● RECORDS TO USE:

---

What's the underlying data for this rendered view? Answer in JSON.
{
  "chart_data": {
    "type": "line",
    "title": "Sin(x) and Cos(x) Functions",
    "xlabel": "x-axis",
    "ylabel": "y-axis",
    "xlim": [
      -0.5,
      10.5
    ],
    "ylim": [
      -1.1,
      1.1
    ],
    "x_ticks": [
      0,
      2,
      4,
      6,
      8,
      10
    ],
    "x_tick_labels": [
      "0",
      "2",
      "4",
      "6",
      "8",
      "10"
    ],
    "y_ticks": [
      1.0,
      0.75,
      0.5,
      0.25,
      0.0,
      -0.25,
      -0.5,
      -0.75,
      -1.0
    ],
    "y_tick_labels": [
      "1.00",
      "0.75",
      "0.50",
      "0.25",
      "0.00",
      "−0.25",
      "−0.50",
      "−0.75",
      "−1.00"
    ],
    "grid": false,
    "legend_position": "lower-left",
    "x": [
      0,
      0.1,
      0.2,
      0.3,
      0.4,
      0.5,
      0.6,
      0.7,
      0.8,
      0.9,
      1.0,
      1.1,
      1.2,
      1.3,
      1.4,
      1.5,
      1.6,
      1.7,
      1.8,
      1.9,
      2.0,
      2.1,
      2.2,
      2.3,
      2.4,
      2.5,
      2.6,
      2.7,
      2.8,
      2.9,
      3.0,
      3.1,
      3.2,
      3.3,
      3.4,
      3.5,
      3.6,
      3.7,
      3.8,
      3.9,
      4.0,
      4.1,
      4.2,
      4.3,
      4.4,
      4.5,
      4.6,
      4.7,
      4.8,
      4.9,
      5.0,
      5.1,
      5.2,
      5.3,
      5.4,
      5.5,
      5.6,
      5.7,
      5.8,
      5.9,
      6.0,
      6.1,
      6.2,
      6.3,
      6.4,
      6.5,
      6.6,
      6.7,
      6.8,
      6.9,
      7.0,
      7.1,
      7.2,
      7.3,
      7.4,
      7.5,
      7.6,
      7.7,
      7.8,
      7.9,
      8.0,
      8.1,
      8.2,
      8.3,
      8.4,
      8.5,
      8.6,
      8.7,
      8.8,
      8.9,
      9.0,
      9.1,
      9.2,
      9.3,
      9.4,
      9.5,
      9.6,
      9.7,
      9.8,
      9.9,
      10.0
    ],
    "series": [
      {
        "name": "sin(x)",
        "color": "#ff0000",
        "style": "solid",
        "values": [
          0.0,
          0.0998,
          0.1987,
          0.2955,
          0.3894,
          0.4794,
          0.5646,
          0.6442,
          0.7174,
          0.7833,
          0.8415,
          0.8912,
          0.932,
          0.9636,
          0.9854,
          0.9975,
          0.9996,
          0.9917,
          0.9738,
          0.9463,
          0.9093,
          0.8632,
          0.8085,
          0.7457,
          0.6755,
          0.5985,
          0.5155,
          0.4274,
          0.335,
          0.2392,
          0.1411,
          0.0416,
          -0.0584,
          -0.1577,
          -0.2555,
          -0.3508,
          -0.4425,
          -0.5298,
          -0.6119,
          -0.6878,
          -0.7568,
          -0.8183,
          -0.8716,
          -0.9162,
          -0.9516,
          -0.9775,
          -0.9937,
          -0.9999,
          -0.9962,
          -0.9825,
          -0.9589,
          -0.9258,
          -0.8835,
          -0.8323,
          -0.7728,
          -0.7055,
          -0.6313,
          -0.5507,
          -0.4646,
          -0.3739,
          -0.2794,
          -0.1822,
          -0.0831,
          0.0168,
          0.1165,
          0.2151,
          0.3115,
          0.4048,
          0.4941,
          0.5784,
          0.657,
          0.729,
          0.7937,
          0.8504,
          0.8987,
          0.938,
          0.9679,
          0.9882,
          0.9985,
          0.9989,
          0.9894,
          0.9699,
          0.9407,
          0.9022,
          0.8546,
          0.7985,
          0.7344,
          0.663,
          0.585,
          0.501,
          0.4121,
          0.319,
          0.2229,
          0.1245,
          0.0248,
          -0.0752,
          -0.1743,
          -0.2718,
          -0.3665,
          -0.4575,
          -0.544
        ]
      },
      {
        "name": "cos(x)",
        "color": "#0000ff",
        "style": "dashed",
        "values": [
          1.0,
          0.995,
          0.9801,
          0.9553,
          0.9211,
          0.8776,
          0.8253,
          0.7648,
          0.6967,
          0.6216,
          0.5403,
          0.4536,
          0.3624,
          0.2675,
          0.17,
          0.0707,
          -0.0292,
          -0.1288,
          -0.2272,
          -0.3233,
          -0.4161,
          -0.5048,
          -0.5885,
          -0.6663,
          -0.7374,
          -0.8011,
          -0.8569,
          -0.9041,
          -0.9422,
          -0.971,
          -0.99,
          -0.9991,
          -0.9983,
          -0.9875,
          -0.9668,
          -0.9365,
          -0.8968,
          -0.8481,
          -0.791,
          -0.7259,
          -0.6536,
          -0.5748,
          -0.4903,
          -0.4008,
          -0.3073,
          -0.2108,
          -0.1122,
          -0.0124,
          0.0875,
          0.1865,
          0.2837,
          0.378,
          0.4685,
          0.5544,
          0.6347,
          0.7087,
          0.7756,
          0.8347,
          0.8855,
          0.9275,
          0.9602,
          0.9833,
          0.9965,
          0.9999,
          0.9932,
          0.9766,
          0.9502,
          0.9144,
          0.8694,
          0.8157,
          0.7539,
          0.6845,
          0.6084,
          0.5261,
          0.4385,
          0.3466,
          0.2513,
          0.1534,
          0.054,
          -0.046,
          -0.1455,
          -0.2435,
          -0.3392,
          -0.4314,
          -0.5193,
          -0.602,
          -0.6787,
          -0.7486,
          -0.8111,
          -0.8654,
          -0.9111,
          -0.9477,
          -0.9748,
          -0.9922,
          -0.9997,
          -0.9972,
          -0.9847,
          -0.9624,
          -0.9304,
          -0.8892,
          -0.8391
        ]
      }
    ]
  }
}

---

● CHALLENGE: Reproduce all of the records exactly.

● SOLUTION TO THE PROBLEM:
What's the underlying data for this rendered view? Answer in JSON.
{
  "chart_data": {
    "type": "line",
    "title": "Sin(x) and Cos(x) Functions",
    "xlabel": "x-axis",
    "ylabel": "y-axis",
    "xlim": [
      -0.5,
      10.5
    ],
    "ylim": [
      -1.1,
      1.1
    ],
    "x_ticks": [
      0,
      2,
      4,
      6,
      8,
      10
    ],
    "x_tick_labels": [
      "0",
      "2",
      "4",
      "6",
      "8",
      "10"
    ],
    "y_ticks": [
      1.0,
      0.75,
      0.5,
      0.25,
      0.0,
      -0.25,
      -0.5,
      -0.75,
      -1.0
    ],
    "y_tick_labels": [
      "1.00",
      "0.75",
      "0.50",
      "0.25",
      "0.00",
      "−0.25",
      "−0.50",
      "−0.75",
      "−1.00"
    ],
    "grid": false,
    "legend_position": "lower-left",
    "x": [
      0,
      0.1,
      0.2,
      0.3,
      0.4,
      0.5,
      0.6,
      0.7,
      0.8,
      0.9,
      1.0,
      1.1,
      1.2,
      1.3,
      1.4,
      1.5,
      1.6,
      1.7,
      1.8,
      1.9,
      2.0,
      2.1,
      2.2,
      2.3,
      2.4,
      2.5,
      2.6,
      2.7,
      2.8,
      2.9,
      3.0,
      3.1,
      3.2,
      3.3,
      3.4,
      3.5,
      3.6,
      3.7,
      3.8,
      3.9,
      4.0,
      4.1,
      4.2,
      4.3,
      4.4,
      4.5,
      4.6,
      4.7,
      4.8,
      4.9,
      5.0,
      5.1,
      5.2,
      5.3,
      5.4,
      5.5,
      5.6,
      5.7,
      5.8,
      5.9,
      6.0,
      6.1,
      6.2,
      6.3,
      6.4,
      6.5,
      6.6,
      6.7,
      6.8,
      6.9,
      7.0,
      7.1,
      7.2,
      7.3,
      7.4,
      7.5,
      7.6,
      7.7,
      7.8,
      7.9,
      8.0,
      8.1,
      8.2,
      8.3,
      8.4,
      8.5,
      8.6,
      8.7,
      8.8,
      8.9,
      9.0,
      9.1,
      9.2,
      9.3,
      9.4,
      9.5,
      9.6,
      9.7,
      9.8,
      9.9,
      10.0
    ],
    "series": [
      {
        "name": "sin(x)",
        "color": "#ff0000",
        "style": "solid",
        "values": [
          0.0,
          0.0998,
          0.1987,
          0.2955,
          0.3894,
          0.4794,
          0.5646,
          0.6442,
          0.7174,
          0.7833,
          0.8415,
          0.8912,
          0.932,
          0.9636,
          0.9854,
          0.9975,
          0.9996,
          0.9917,
          0.9738,
          0.9463,
          0.9093,
          0.8632,
          0.8085,
          0.7457,
          0.6755,
          0.5985,
          0.5155,
          0.4274,
          0.335,
          0.2392,
          0.1411,
          0.0416,
          -0.0584,
          -0.1577,
          -0.2555,
          -0.3508,
          -0.4425,
          -0.5298,
          -0.6119,
          -0.6878,
          -0.7568,
          -0.8183,
          -0.8716,
          -0.9162,
          -0.9516,
          -0.9775,
          -0.9937,
          -0.9999,
          -0.9962,
          -0.9825,
          -0.9589,
          -0.9258,
          -0.8835,
          -0.8323,
          -0.7728,
          -0.7055,
          -0.6313,
          -0.5507,
          -0.4646,
          -0.3739,
          -0.2794,
          -0.1822,
          -0.0831,
          0.0168,
          0.1165,
          0.2151,
          0.3115,
          0.4048,
          0.4941,
          0.5784,
          0.657,
          0.729,
          0.7937,
          0.8504,
          0.8987,
          0.938,
          0.9679,
          0.9882,
          0.9985,
          0.9989,
          0.9894,
          0.9699,
          0.9407,
          0.9022,
          0.8546,
          0.7985,
          0.7344,
          0.663,
          0.585,
          0.501,
          0.4121,
          0.319,
          0.2229,
          0.1245,
          0.0248,
          -0.0752,
          -0.1743,
          -0.2718,
          -0.3665,
          -0.4575,
          -0.544
        ]
      },
      {
        "name": "cos(x)",
        "color": "#0000ff",
        "style": "dashed",
        "values": [
          1.0,
          0.995,
          0.9801,
          0.9553,
          0.9211,
          0.8776,
          0.8253,
          0.7648,
          0.6967,
          0.6216,
          0.5403,
          0.4536,
          0.3624,
          0.2675,
          0.17,
          0.0707,
          -0.0292,
          -0.1288,
          -0.2272,
          -0.3233,
          -0.4161,
          -0.5048,
          -0.5885,
          -0.6663,
          -0.7374,
          -0.8011,
          -0.8569,
          -0.9041,
          -0.9422,
          -0.971,
          -0.99,
          -0.9991,
          -0.9983,
          -0.9875,
          -0.9668,
          -0.9365,
          -0.8968,
          -0.8481,
          -0.791,
          -0.7259,
          -0.6536,
          -0.5748,
          -0.4903,
          -0.4008,
          -0.3073,
          -0.2108,
          -0.1122,
          -0.0124,
          0.0875,
          0.1865,
          0.2837,
          0.378,
          0.4685,
          0.5544,
          0.6347,
          0.7087,
          0.7756,
          0.8347,
          0.8855,
          0.9275,
          0.9602,
          0.9833,
          0.9965,
          0.9999,
          0.9932,
          0.9766,
          0.9502,
          0.9144,
          0.8694,
          0.8157,
          0.7539,
          0.6845,
          0.6084,
          0.5261,
          0.4385,
          0.3466,
          0.2513,
          0.1534,
          0.054,
          -0.046,
          -0.1455,
          -0.2435,
          -0.3392,
          -0.4314,
          -0.5193,
          -0.602,
          -0.6787,
          -0.7486,
          -0.8111,
          -0.8654,
          -0.9111,
          -0.9477,
          -0.9748,
          -0.9922,
          -0.9997,
          -0.9972,
          -0.9847,
          -0.9624,
          -0.9304,
          -0.8892,
          -0.8391
        ]
      }
    ]
  }
}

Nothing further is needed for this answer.